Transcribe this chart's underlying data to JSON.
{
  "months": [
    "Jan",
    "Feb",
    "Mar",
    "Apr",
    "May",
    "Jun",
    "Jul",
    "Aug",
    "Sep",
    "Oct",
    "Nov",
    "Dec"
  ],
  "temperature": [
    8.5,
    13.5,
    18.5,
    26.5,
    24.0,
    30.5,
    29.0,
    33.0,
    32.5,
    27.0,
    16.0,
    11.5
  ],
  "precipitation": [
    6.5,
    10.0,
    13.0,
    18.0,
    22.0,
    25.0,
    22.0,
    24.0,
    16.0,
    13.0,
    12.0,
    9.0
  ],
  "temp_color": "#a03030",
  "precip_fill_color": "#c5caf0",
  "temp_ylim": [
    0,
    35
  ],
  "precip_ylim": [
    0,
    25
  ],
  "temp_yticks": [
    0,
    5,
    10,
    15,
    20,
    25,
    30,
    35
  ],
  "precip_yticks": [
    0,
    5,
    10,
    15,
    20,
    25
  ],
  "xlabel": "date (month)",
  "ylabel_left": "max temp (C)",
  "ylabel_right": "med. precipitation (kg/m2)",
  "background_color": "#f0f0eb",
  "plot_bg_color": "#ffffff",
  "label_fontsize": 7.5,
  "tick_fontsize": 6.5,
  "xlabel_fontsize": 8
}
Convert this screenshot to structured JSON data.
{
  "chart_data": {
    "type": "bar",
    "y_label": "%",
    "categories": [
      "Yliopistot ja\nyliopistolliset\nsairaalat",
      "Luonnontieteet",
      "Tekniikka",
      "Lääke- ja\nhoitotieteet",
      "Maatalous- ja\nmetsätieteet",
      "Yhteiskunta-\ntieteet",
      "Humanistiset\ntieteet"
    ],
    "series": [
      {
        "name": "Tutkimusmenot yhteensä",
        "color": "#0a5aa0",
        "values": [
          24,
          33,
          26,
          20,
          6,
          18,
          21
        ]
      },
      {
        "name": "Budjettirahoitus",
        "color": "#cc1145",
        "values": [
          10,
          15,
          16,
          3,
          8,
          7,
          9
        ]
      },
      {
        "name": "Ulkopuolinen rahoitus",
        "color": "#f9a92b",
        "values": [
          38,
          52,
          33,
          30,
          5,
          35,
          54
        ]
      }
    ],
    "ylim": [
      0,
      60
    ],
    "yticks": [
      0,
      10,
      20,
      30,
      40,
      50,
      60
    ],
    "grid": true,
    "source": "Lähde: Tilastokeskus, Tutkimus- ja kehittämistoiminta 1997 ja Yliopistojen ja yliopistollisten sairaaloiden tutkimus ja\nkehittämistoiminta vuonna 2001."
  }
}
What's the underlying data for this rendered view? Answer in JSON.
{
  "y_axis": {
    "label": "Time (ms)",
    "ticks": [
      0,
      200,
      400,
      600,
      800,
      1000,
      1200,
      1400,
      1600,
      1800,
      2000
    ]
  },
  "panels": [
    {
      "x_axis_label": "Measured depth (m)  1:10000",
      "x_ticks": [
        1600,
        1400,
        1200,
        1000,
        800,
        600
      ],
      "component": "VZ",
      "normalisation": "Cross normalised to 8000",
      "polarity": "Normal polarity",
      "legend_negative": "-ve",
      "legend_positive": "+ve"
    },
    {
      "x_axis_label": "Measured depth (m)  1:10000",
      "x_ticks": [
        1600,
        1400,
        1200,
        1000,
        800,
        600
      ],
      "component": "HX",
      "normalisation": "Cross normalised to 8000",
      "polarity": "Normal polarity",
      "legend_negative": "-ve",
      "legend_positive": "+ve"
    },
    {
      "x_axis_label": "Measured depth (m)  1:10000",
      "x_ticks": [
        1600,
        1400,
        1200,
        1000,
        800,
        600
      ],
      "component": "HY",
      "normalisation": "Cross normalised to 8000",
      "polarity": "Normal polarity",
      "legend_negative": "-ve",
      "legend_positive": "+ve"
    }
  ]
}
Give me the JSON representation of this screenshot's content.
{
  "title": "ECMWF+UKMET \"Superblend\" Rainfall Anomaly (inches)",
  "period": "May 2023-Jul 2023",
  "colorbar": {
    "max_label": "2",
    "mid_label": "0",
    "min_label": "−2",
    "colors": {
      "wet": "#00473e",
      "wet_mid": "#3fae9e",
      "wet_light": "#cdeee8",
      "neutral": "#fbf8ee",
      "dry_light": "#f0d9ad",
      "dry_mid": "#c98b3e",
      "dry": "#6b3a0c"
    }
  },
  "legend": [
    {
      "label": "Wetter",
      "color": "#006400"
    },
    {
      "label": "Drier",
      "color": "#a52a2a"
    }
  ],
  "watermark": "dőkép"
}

- - - - -

### Requirement
Take every line from the one containing "Give me the" to the end of the listing and output it exactly, with nothing else.

### Solution
Give me the JSON representation of this screenshot's content.
{
  "title": "ECMWF+UKMET \"Superblend\" Rainfall Anomaly (inches)",
  "period": "May 2023-Jul 2023",
  "colorbar": {
    "max_label": "2",
    "mid_label": "0",
    "min_label": "−2",
    "colors": {
      "wet": "#00473e",
      "wet_mid": "#3fae9e",
      "wet_light": "#cdeee8",
      "neutral": "#fbf8ee",
      "dry_light": "#f0d9ad",
      "dry_mid": "#c98b3e",
      "dry": "#6b3a0c"
    }
  },
  "legend": [
    {
      "label": "Wetter",
      "color": "#006400"
    },
    {
      "label": "Drier",
      "color": "#a52a2a"
    }
  ],
  "watermark": "dőkép"
}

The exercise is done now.